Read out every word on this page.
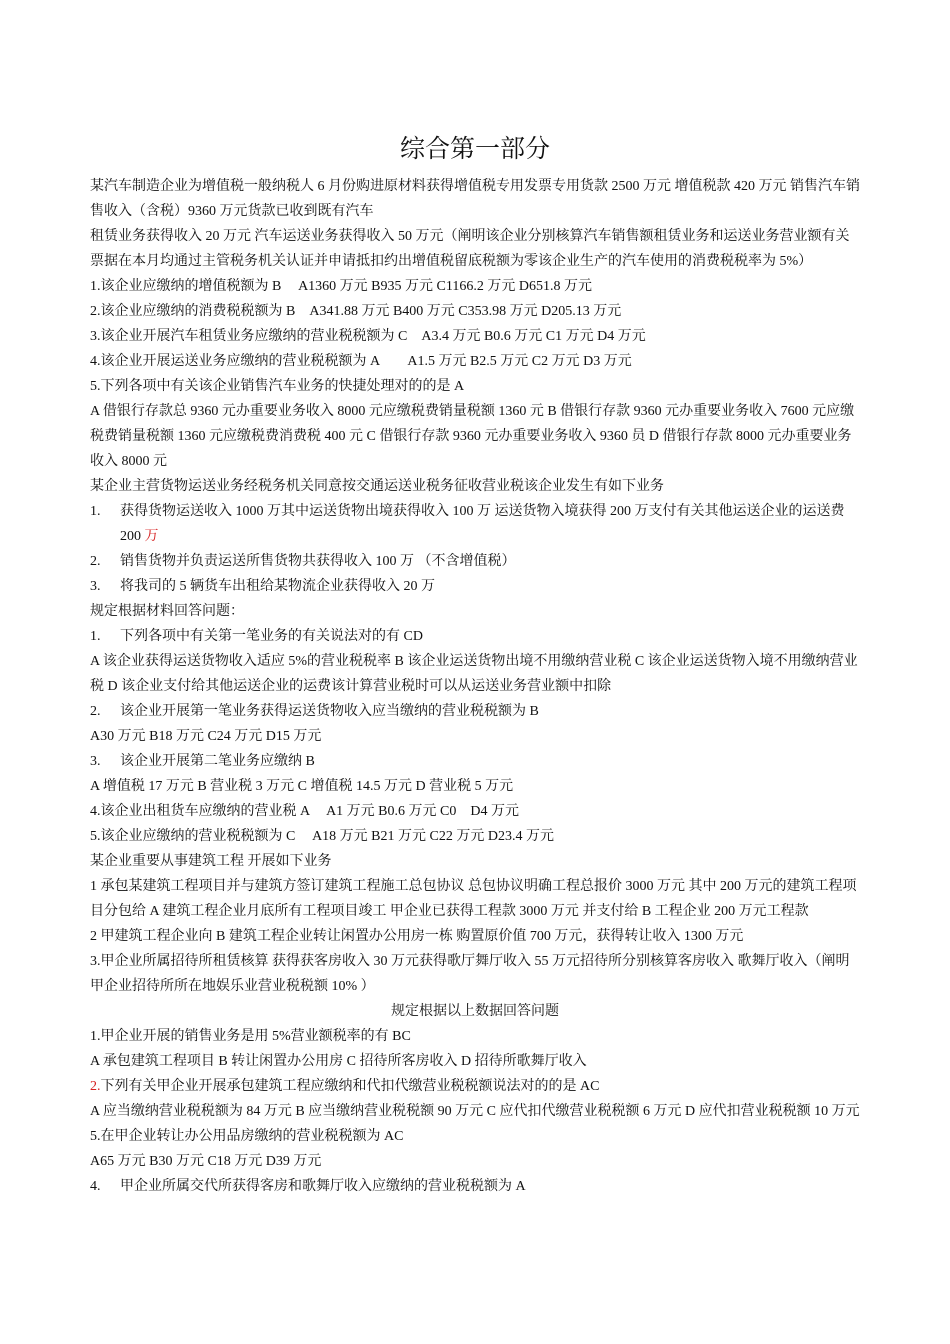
综合第一部分

某汽车制造企业为增值税一般纳税人 6 月份购进原材料获得增值税专用发票专用货款 2500 万元 增值税款 420 万元 销售汽车销售收入（含税）9360 万元货款已收到既有汽车

租赁业务获得收入 20 万元 汽车运送业务获得收入 50 万元（阐明该企业分别核算汽车销售额租赁业务和运送业务营业额有关票据在本月均通过主管税务机关认证并申请抵扣约出增值税留底税额为零该企业生产的汽车使用的消费税税率为 5%）

1.该企业应缴纳的增值税额为 B　 A1360 万元 B935 万元 C1166.2 万元 D651.8 万元

2.该企业应缴纳的消费税税额为 B　A341.88 万元 B400 万元 C353.98 万元 D205.13 万元

3.该企业开展汽车租赁业务应缴纳的营业税税额为 C　A3.4 万元 B0.6 万元 C1 万元 D4 万元

4.该企业开展运送业务应缴纳的营业税税额为 A　　A1.5 万元 B2.5 万元 C2 万元 D3 万元

5.下列各项中有关该企业销售汽车业务的快捷处理对的的是 A

A 借银行存款总 9360 元办重要业务收入 8000 元应缴税费销量税额 1360 元 B 借银行存款 9360 元办重要业务收入 7600 元应缴税费销量税额 1360 元应缴税费消费税 400 元 C 借银行存款 9360 元办重要业务收入 9360 员 D 借银行存款 8000 元办重要业务收入 8000 元

某企业主营货物运送业务经税务机关同意按交通运送业税务征收营业税该企业发生有如下业务

1.	获得货物运送收入 1000 万其中运送货物出境获得收入 100 万 运送货物入境获得 200 万支付有关其他运送企业的运送费 200 万
2.	销售货物并负责运送所售货物共获得收入 100 万 （不含增值税）
3.	将我司的 5 辆货车出租给某物流企业获得收入 20 万

规定根据材料回答问题：

1.	下列各项中有关第一笔业务的有关说法对的有 CD

A 该企业获得运送货物收入适应 5%的营业税税率 B 该企业运送货物出境不用缴纳营业税 C 该企业运送货物入境不用缴纳营业税 D 该企业支付给其他运送企业的运费该计算营业税时可以从运送业务营业额中扣除

2.	该企业开展第一笔业务获得运送货物收入应当缴纳的营业税税额为 B

A30 万元 B18 万元 C24 万元 D15 万元

3.	该企业开展第二笔业务应缴纳 B

A 增值税 17 万元 B 营业税 3 万元 C 增值税 14.5 万元 D 营业税 5 万元

4.该企业出租货车应缴纳的营业税 A　 A1 万元 B0.6 万元 C0　D4 万元

5.该企业应缴纳的营业税税额为 C　 A18 万元 B21 万元 C22 万元 D23.4 万元

某企业重要从事建筑工程 开展如下业务

1 承包某建筑工程项目并与建筑方签订建筑工程施工总包协议 总包协议明确工程总报价 3000 万元 其中 200 万元的建筑工程项目分包给 A 建筑工程企业月底所有工程项目竣工 甲企业已获得工程款 3000 万元 并支付给 B 工程企业 200 万元工程款

2 甲建筑工程企业向 B 建筑工程企业转让闲置办公用房一栋 购置原价值 700 万元，获得转让收入 1300 万元

3.甲企业所属招待所租赁核算 获得获客房收入 30 万元获得歌厅舞厅收入 55 万元招待所分别核算客房收入 歌舞厅收入（阐明甲企业招待所所在地娱乐业营业税税额 10% ）

规定根据以上数据回答问题

1.甲企业开展的销售业务是用 5%营业额税率的有 BC

A 承包建筑工程项目 B 转让闲置办公用房 C 招待所客房收入 D 招待所歌舞厅收入

2.下列有关甲企业开展承包建筑工程应缴纳和代扣代缴营业税税额说法对的的是 AC

A 应当缴纳营业税税额为 84 万元 B 应当缴纳营业税税额 90 万元 C 应代扣代缴营业税税额 6 万元 D 应代扣营业税税额 10 万元

5.在甲企业转让办公用品房缴纳的营业税税额为 AC

A65 万元 B30 万元 C18 万元 D39 万元

4.	甲企业所属交代所获得客房和歌舞厅收入应缴纳的营业税税额为 A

**WHAT YOU NEED TO DO**
Quote the entries in full. Any image among them is to be omitted from the copy.

**OUTPUT OF THE EXERCISE**
Read out every word on this page.
综合第一部分

某汽车制造企业为增值税一般纳税人 6 月份购进原材料获得增值税专用发票专用货款 2500 万元 增值税款 420 万元 销售汽车销售收入（含税）9360 万元货款已收到既有汽车

租赁业务获得收入 20 万元 汽车运送业务获得收入 50 万元（阐明该企业分别核算汽车销售额租赁业务和运送业务营业额有关票据在本月均通过主管税务机关认证并申请抵扣约出增值税留底税额为零该企业生产的汽车使用的消费税税率为 5%）

1.该企业应缴纳的增值税额为 B　 A1360 万元 B935 万元 C1166.2 万元 D651.8 万元

2.该企业应缴纳的消费税税额为 B　A341.88 万元 B400 万元 C353.98 万元 D205.13 万元

3.该企业开展汽车租赁业务应缴纳的营业税税额为 C　A3.4 万元 B0.6 万元 C1 万元 D4 万元

4.该企业开展运送业务应缴纳的营业税税额为 A　　A1.5 万元 B2.5 万元 C2 万元 D3 万元

5.下列各项中有关该企业销售汽车业务的快捷处理对的的是 A

A 借银行存款总 9360 元办重要业务收入 8000 元应缴税费销量税额 1360 元 B 借银行存款 9360 元办重要业务收入 7600 元应缴税费销量税额 1360 元应缴税费消费税 400 元 C 借银行存款 9360 元办重要业务收入 9360 员 D 借银行存款 8000 元办重要业务收入 8000 元

某企业主营货物运送业务经税务机关同意按交通运送业税务征收营业税该企业发生有如下业务

1.	获得货物运送收入 1000 万其中运送货物出境获得收入 100 万 运送货物入境获得 200 万支付有关其他运送企业的运送费 200 万
2.	销售货物并负责运送所售货物共获得收入 100 万 （不含增值税）
3.	将我司的 5 辆货车出租给某物流企业获得收入 20 万

规定根据材料回答问题：

1.	下列各项中有关第一笔业务的有关说法对的有 CD

A 该企业获得运送货物收入适应 5%的营业税税率 B 该企业运送货物出境不用缴纳营业税 C 该企业运送货物入境不用缴纳营业税 D 该企业支付给其他运送企业的运费该计算营业税时可以从运送业务营业额中扣除

2.	该企业开展第一笔业务获得运送货物收入应当缴纳的营业税税额为 B

A30 万元 B18 万元 C24 万元 D15 万元

3.	该企业开展第二笔业务应缴纳 B

A 增值税 17 万元 B 营业税 3 万元 C 增值税 14.5 万元 D 营业税 5 万元

4.该企业出租货车应缴纳的营业税 A　 A1 万元 B0.6 万元 C0　D4 万元

5.该企业应缴纳的营业税税额为 C　 A18 万元 B21 万元 C22 万元 D23.4 万元

某企业重要从事建筑工程 开展如下业务

1 承包某建筑工程项目并与建筑方签订建筑工程施工总包协议 总包协议明确工程总报价 3000 万元 其中 200 万元的建筑工程项目分包给 A 建筑工程企业月底所有工程项目竣工 甲企业已获得工程款 3000 万元 并支付给 B 工程企业 200 万元工程款

2 甲建筑工程企业向 B 建筑工程企业转让闲置办公用房一栋 购置原价值 700 万元，获得转让收入 1300 万元

3.甲企业所属招待所租赁核算 获得获客房收入 30 万元获得歌厅舞厅收入 55 万元招待所分别核算客房收入 歌舞厅收入（阐明甲企业招待所所在地娱乐业营业税税额 10% ）

规定根据以上数据回答问题

1.甲企业开展的销售业务是用 5%营业额税率的有 BC

A 承包建筑工程项目 B 转让闲置办公用房 C 招待所客房收入 D 招待所歌舞厅收入

2.下列有关甲企业开展承包建筑工程应缴纳和代扣代缴营业税税额说法对的的是 AC

A 应当缴纳营业税税额为 84 万元 B 应当缴纳营业税税额 90 万元 C 应代扣代缴营业税税额 6 万元 D 应代扣营业税税额 10 万元

5.在甲企业转让办公用品房缴纳的营业税税额为 AC

A65 万元 B30 万元 C18 万元 D39 万元

4.	甲企业所属交代所获得客房和歌舞厅收入应缴纳的营业税税额为 A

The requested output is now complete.